Data for this exercise:
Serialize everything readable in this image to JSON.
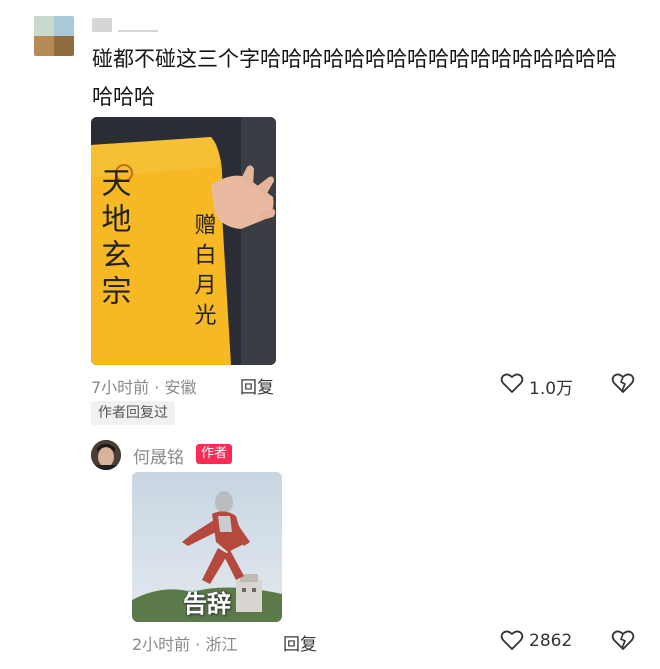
{
  "comment": {
    "text": "碰都不碰这三个字哈哈哈哈哈哈哈哈哈哈哈哈哈哈哈哈哈哈哈哈",
    "time_location": "7小时前 · 安徽",
    "reply_label": "回复",
    "likes": "1.0万",
    "author_replied_tag": "作者回复过",
    "image_text": [
      "天地玄宗",
      "赠白月光"
    ]
  },
  "reply": {
    "author_name": "何晟铭",
    "author_badge": "作者",
    "image_caption": "告辞",
    "time_location": "2小时前 · 浙江",
    "reply_label": "回复",
    "likes": "2862"
  },
  "colors": {
    "badge": "#fe2c55",
    "meta_text": "#8a8a8a",
    "paper_yellow": "#f7b923"
  },
  "icons": [
    "heart-icon",
    "broken-heart-icon"
  ]
}
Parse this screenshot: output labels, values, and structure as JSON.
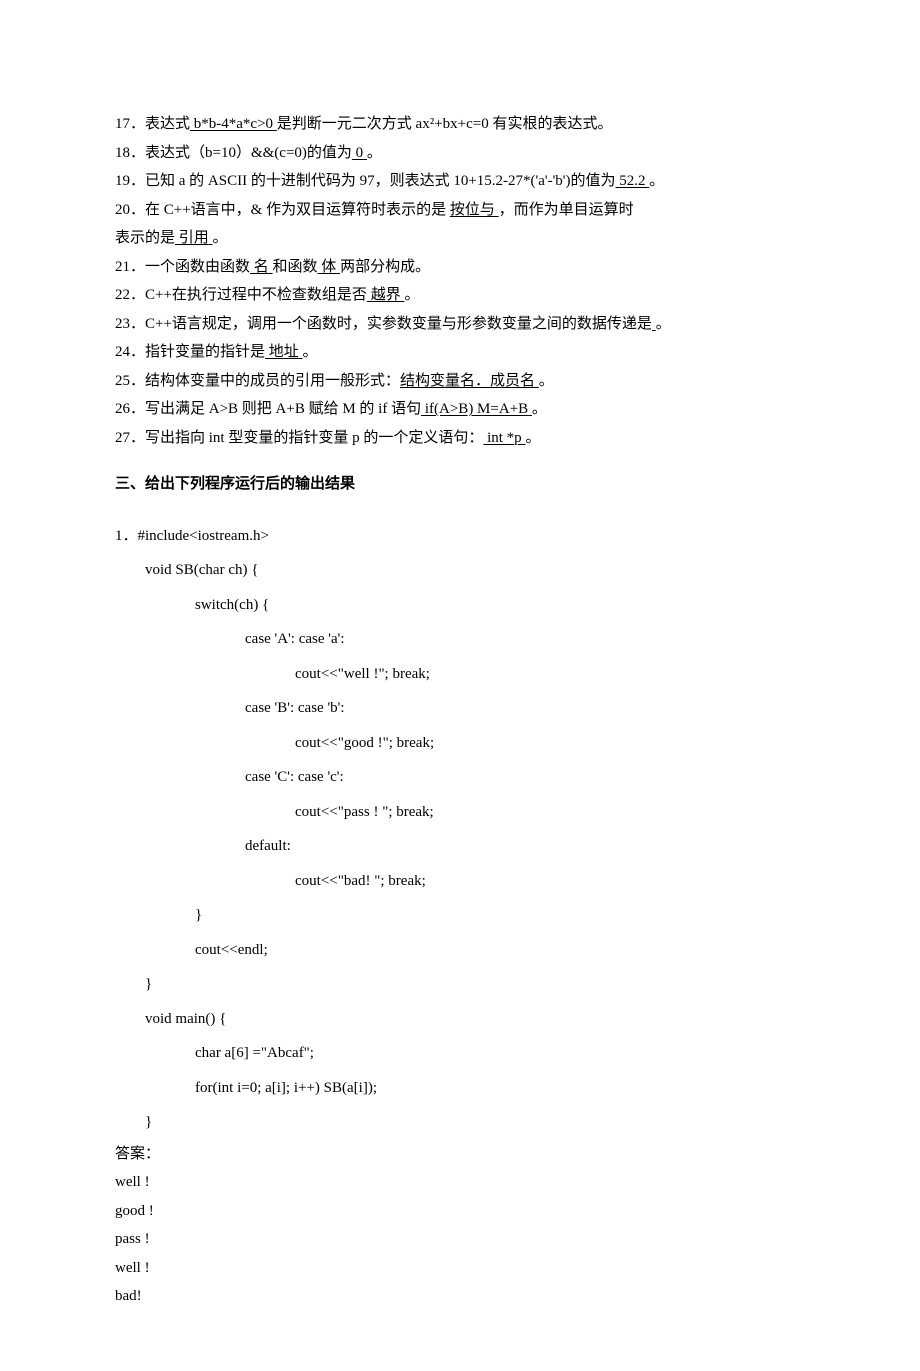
{
  "q17": {
    "num": "17．表达式",
    "ans": "  b*b-4*a*c>0",
    "pad": "                  ",
    "tail": "是判断一元二次方式 ax²+bx+c=0 有实根的表达式。"
  },
  "q18": {
    "pre": "18．表达式（b=10）&&(c=0)的值为",
    "ans": "      0",
    "pad": "         ",
    "tail": "。"
  },
  "q19": {
    "pre": "19．已知 a 的 ASCII 的十进制代码为 97，则表达式 10+15.2-27*('a'-'b')的值为",
    "ans": "  52.2",
    "pad": "        ",
    "tail": "。"
  },
  "q20": {
    "pre": "20．在 C++语言中，& 作为双目运算符时表示的是 ",
    "ans1": "  按位与",
    "pad1": "           ",
    "mid": "，而作为单目运算时",
    "pre2": "表示的是",
    "ans2": "     引用",
    "pad2": "             ",
    "tail": "。"
  },
  "q21": {
    "pre": "21．一个函数由函数",
    "ans1": "   名",
    "pad1": "       ",
    "mid": "和函数",
    "ans2": "     体",
    "pad2": "       ",
    "tail": "两部分构成。"
  },
  "q22": {
    "pre": "22．C++在执行过程中不检查数组是否",
    "ans": "  越界",
    "pad": "                 ",
    "tail": "。"
  },
  "q23": {
    "pre": "23．C++语言规定，调用一个函数时，实参数变量与形参数变量之间的数据传递是",
    "ans": "       ",
    "tail": "。"
  },
  "q24": {
    "pre": "24．指针变量的指针是",
    "ans": "   地址",
    "pad": "              ",
    "tail": "。"
  },
  "q25": {
    "pre": "25．结构体变量中的成员的引用一般形式：",
    "ans": "结构变量名．成员名",
    "pad": "           ",
    "tail": "。"
  },
  "q26": {
    "pre": "26．写出满足 A>B 则把 A+B 赋给 M 的 if 语句",
    "ans": "   if(A>B)    M=A+B",
    "pad": "                                      ",
    "tail": "。"
  },
  "q27": {
    "pre": "27．写出指向 int 型变量的指针变量 p 的一个定义语句：",
    "ans": "   int *p",
    "pad": "                   ",
    "tail": "。"
  },
  "section3": "三、给出下列程序运行后的输出结果",
  "code": {
    "l1": "1．#include<iostream.h>",
    "l2": "void SB(char ch) {",
    "l3": "switch(ch) {",
    "l4": "case 'A': case 'a':",
    "l5": "cout<<\"well !\"; break;",
    "l6": "case 'B': case 'b':",
    "l7": "cout<<\"good !\"; break;",
    "l8": "case 'C': case 'c':",
    "l9": "cout<<\"pass ! \"; break;",
    "l10": "default:",
    "l11": "cout<<\"bad! \"; break;",
    "l12": "}",
    "l13": "cout<<endl;",
    "l14": "}",
    "l15": "void main() {",
    "l16": "char a[6] =\"Abcaf\";",
    "l17": "for(int i=0; a[i]; i++) SB(a[i]);",
    "l18": "}"
  },
  "answer": {
    "label": "答案：",
    "o1": "well  !",
    "o2": "good !",
    "o3": "pass !",
    "o4": "well !",
    "o5": "bad!"
  }
}
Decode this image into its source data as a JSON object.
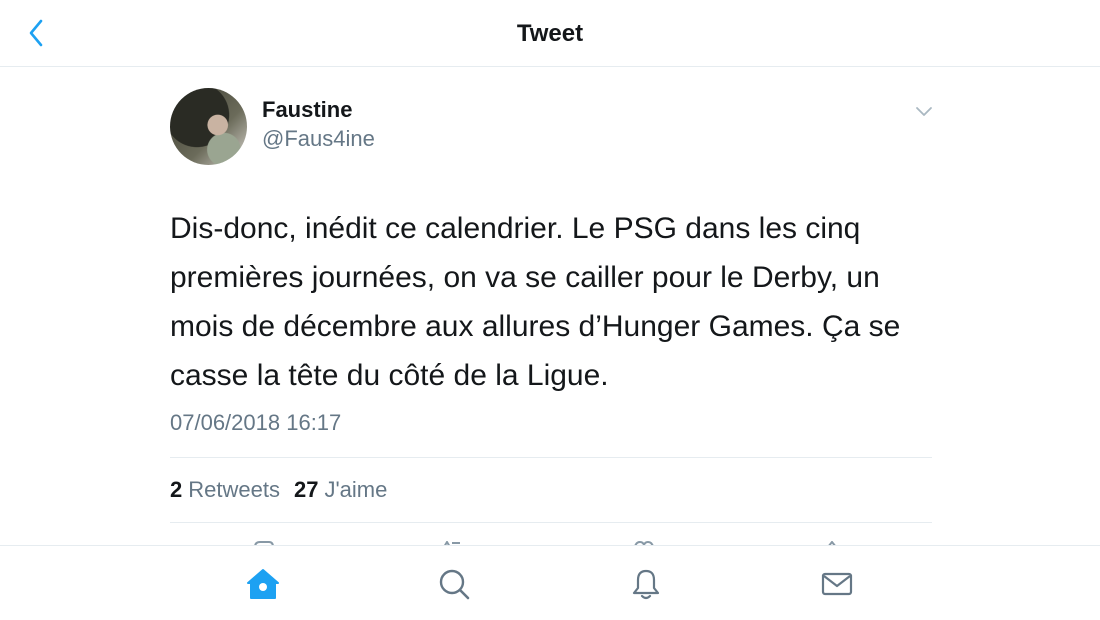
{
  "header": {
    "title": "Tweet",
    "back_icon": "chevron-left-icon"
  },
  "tweet": {
    "author_name": "Faustine",
    "author_handle": "@Faus4ine",
    "text": "Dis-donc, inédit ce calendrier. Le PSG dans les cinq premières journées, on va se cailler pour le Derby, un mois de décembre aux allures d’Hunger Games. Ça se casse la tête du côté de la Ligue.",
    "timestamp": "07/06/2018 16:17",
    "retweets_count": "2",
    "retweets_label": "Retweets",
    "likes_count": "27",
    "likes_label": "J'aime"
  },
  "bottom_nav": {
    "items": [
      {
        "icon": "home-icon",
        "active": true
      },
      {
        "icon": "search-icon",
        "active": false
      },
      {
        "icon": "bell-icon",
        "active": false
      },
      {
        "icon": "mail-icon",
        "active": false
      }
    ]
  },
  "colors": {
    "accent": "#1da1f2",
    "text_primary": "#14171a",
    "text_secondary": "#657786",
    "border": "#e6ecf0"
  }
}
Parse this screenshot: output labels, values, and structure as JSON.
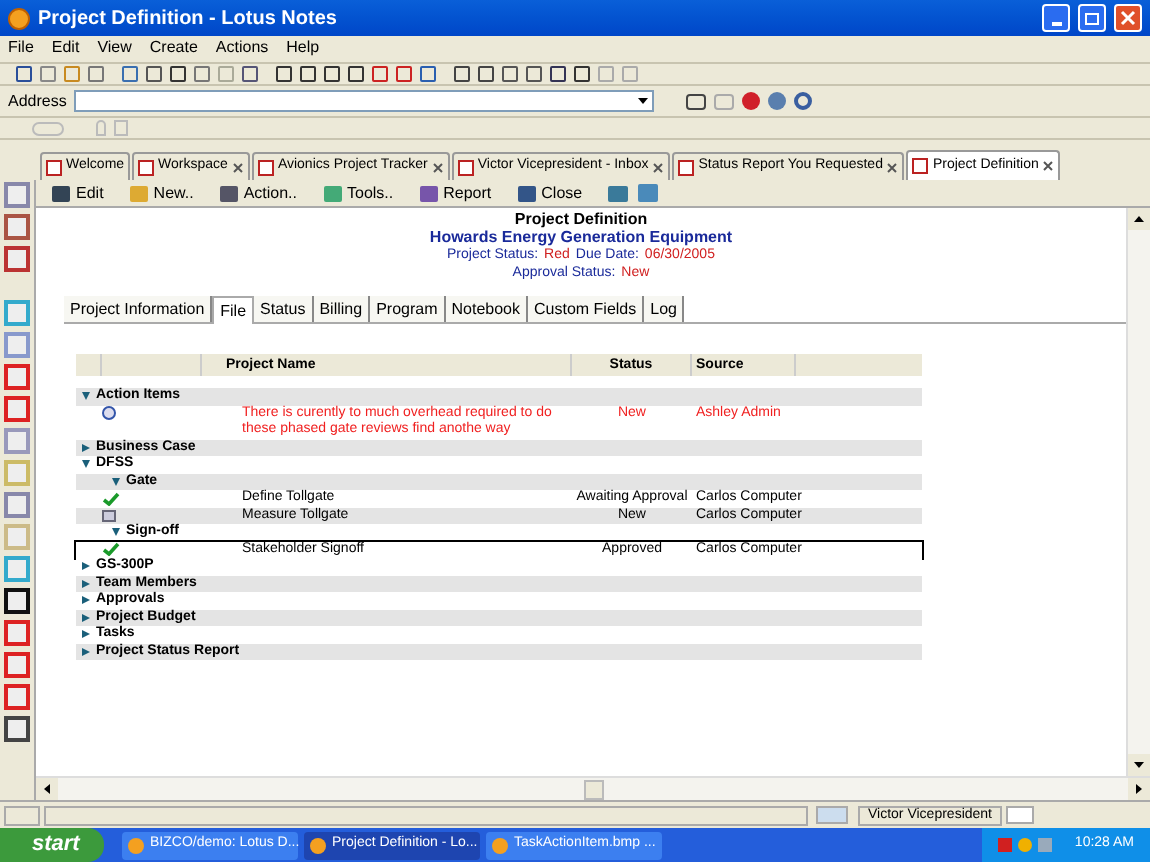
{
  "window": {
    "title": "Project Definition - Lotus Notes"
  },
  "menu": [
    "File",
    "Edit",
    "View",
    "Create",
    "Actions",
    "Help"
  ],
  "address": {
    "label": "Address"
  },
  "tabs": [
    {
      "label": "Welcome",
      "selected": false,
      "closable": false
    },
    {
      "label": "Workspace",
      "selected": false,
      "closable": true
    },
    {
      "label": "Avionics Project Tracker",
      "selected": false,
      "closable": true
    },
    {
      "label": "Victor Vicepresident - Inbox",
      "selected": false,
      "closable": true
    },
    {
      "label": "Status Report You Requested",
      "selected": false,
      "closable": true
    },
    {
      "label": "Project Definition",
      "selected": true,
      "closable": true
    }
  ],
  "actions": [
    {
      "label": "Edit"
    },
    {
      "label": "New.."
    },
    {
      "label": "Action.."
    },
    {
      "label": "Tools.."
    },
    {
      "label": "Report"
    },
    {
      "label": "Close"
    }
  ],
  "document": {
    "title": "Project Definition",
    "subtitle": "Howards Energy Generation Equipment",
    "status_label": "Project Status:",
    "status": "Red",
    "due_label": "Due Date:",
    "due": "06/30/2005",
    "approval_label": "Approval Status:",
    "approval": "New"
  },
  "subtabs": [
    {
      "label": "Project Information",
      "selected": false
    },
    {
      "label": "File",
      "selected": true
    },
    {
      "label": "Status",
      "selected": false
    },
    {
      "label": "Billing",
      "selected": false
    },
    {
      "label": "Program",
      "selected": false
    },
    {
      "label": "Notebook",
      "selected": false
    },
    {
      "label": "Custom Fields",
      "selected": false
    },
    {
      "label": "Log",
      "selected": false
    }
  ],
  "table": {
    "columns": [
      "Project Name",
      "Status",
      "Source"
    ],
    "rows": [
      {
        "kind": "category",
        "label": "Action Items",
        "expanded": true,
        "children": [
          {
            "kind": "alert",
            "name": "There is curently to much overhead required to do these phased gate reviews find anothe way",
            "status": "New",
            "source": "Ashley Admin",
            "selected": false
          }
        ]
      },
      {
        "kind": "category",
        "label": "Business Case",
        "expanded": false
      },
      {
        "kind": "category",
        "label": "DFSS",
        "expanded": true,
        "children": [
          {
            "kind": "category",
            "label": "Gate",
            "expanded": true,
            "children": [
              {
                "kind": "approved",
                "name": "Define Tollgate",
                "status": "Awaiting Approval",
                "source": "Carlos Computer",
                "selected": false
              },
              {
                "kind": "document",
                "name": "Measure Tollgate",
                "status": "New",
                "source": "Carlos Computer",
                "selected": false
              }
            ]
          },
          {
            "kind": "category",
            "label": "Sign-off",
            "expanded": true,
            "children": [
              {
                "kind": "approved",
                "name": "Stakeholder Signoff",
                "status": "Approved",
                "source": "Carlos Computer",
                "selected": true
              }
            ]
          }
        ]
      },
      {
        "kind": "category",
        "label": "GS-300P",
        "expanded": false
      },
      {
        "kind": "category",
        "label": "Team Members",
        "expanded": false
      },
      {
        "kind": "category",
        "label": "Approvals",
        "expanded": false
      },
      {
        "kind": "category",
        "label": "Project Budget",
        "expanded": false
      },
      {
        "kind": "category",
        "label": "Tasks",
        "expanded": false
      },
      {
        "kind": "category",
        "label": "Project Status Report",
        "expanded": false
      }
    ]
  },
  "status_bar": {
    "user": "Victor Vicepresident"
  },
  "taskbar": {
    "start": "start",
    "tasks": [
      {
        "label": "BIZCO/demo: Lotus D...",
        "selected": false
      },
      {
        "label": "Project Definition - Lo...",
        "selected": true
      },
      {
        "label": "TaskActionItem.bmp ...",
        "selected": false
      }
    ],
    "clock": "10:28 AM"
  }
}
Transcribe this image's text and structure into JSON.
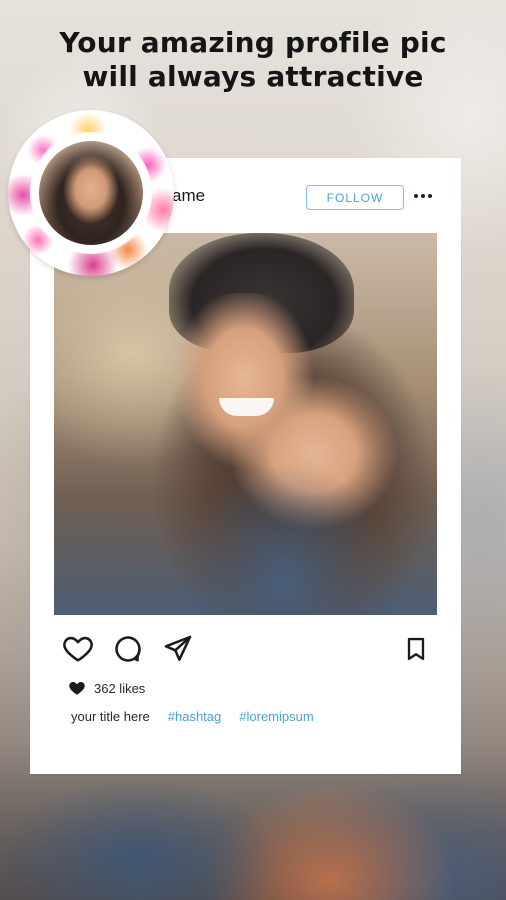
{
  "headline": {
    "line1": "Your amazing profile pic",
    "line2": "will always attractive"
  },
  "post": {
    "username_visible": "ame",
    "follow_label": "FOLLOW",
    "likes_text": "362 likes",
    "caption_title": "your title here",
    "hashtags": [
      "#hashtag",
      "#loremipsum"
    ]
  },
  "colors": {
    "follow_accent": "#4aa3d2",
    "hashtag": "#4aa3d2",
    "text_primary": "#151515"
  },
  "icons": {
    "more": "more-horizontal-icon",
    "like": "heart-outline-icon",
    "comment": "comment-bubble-icon",
    "share": "paper-plane-icon",
    "save": "bookmark-icon",
    "likes_badge": "heart-filled-icon"
  }
}
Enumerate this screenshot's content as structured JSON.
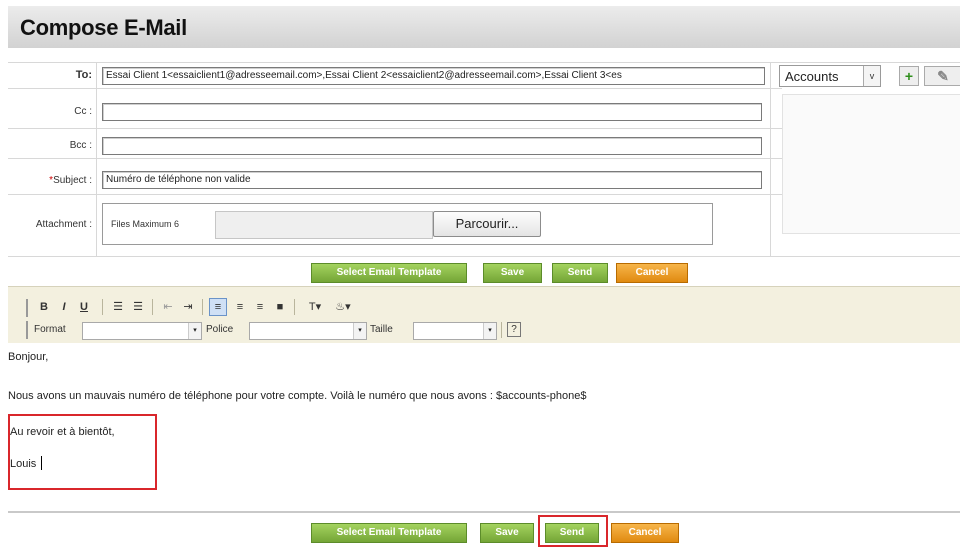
{
  "title": "Compose E-Mail",
  "fields": {
    "to_label": "To:",
    "to_value": "Essai Client 1<essaiclient1@adresseemail.com>,Essai Client 2<essaiclient2@adresseemail.com>,Essai Client 3<es",
    "cc_label": "Cc :",
    "cc_value": "",
    "bcc_label": "Bcc :",
    "bcc_value": "",
    "subject_required": "*",
    "subject_label": "Subject :",
    "subject_value": "Numéro de téléphone non valide",
    "attachment_label": "Attachment :",
    "files_maximum": "Files Maximum 6",
    "browse_label": "Parcourir..."
  },
  "accounts_select": {
    "value": "Accounts",
    "arrow": "v"
  },
  "actions": {
    "select_template": "Select Email Template",
    "save": "Save",
    "send": "Send",
    "cancel": "Cancel"
  },
  "editor": {
    "format_label": "Format",
    "police_label": "Police",
    "taille_label": "Taille",
    "help_icon": "?"
  },
  "message": {
    "line1": "Bonjour,",
    "line2": "Nous avons un mauvais numéro de téléphone pour votre compte. Voilà le numéro que nous avons : $accounts-phone$",
    "line3": "Au revoir et à bientôt,",
    "line4": "Louis"
  },
  "icons": {
    "add": "plus-icon",
    "clear": "eraser-icon"
  },
  "colors": {
    "green_button": "#74a536",
    "orange_button": "#e08a10",
    "highlight": "#d9262b",
    "toolbar_bg": "#f3f0df"
  }
}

To be done:
Count how many lines include the string "comment". Nothing but the number is needed.

Reply:
2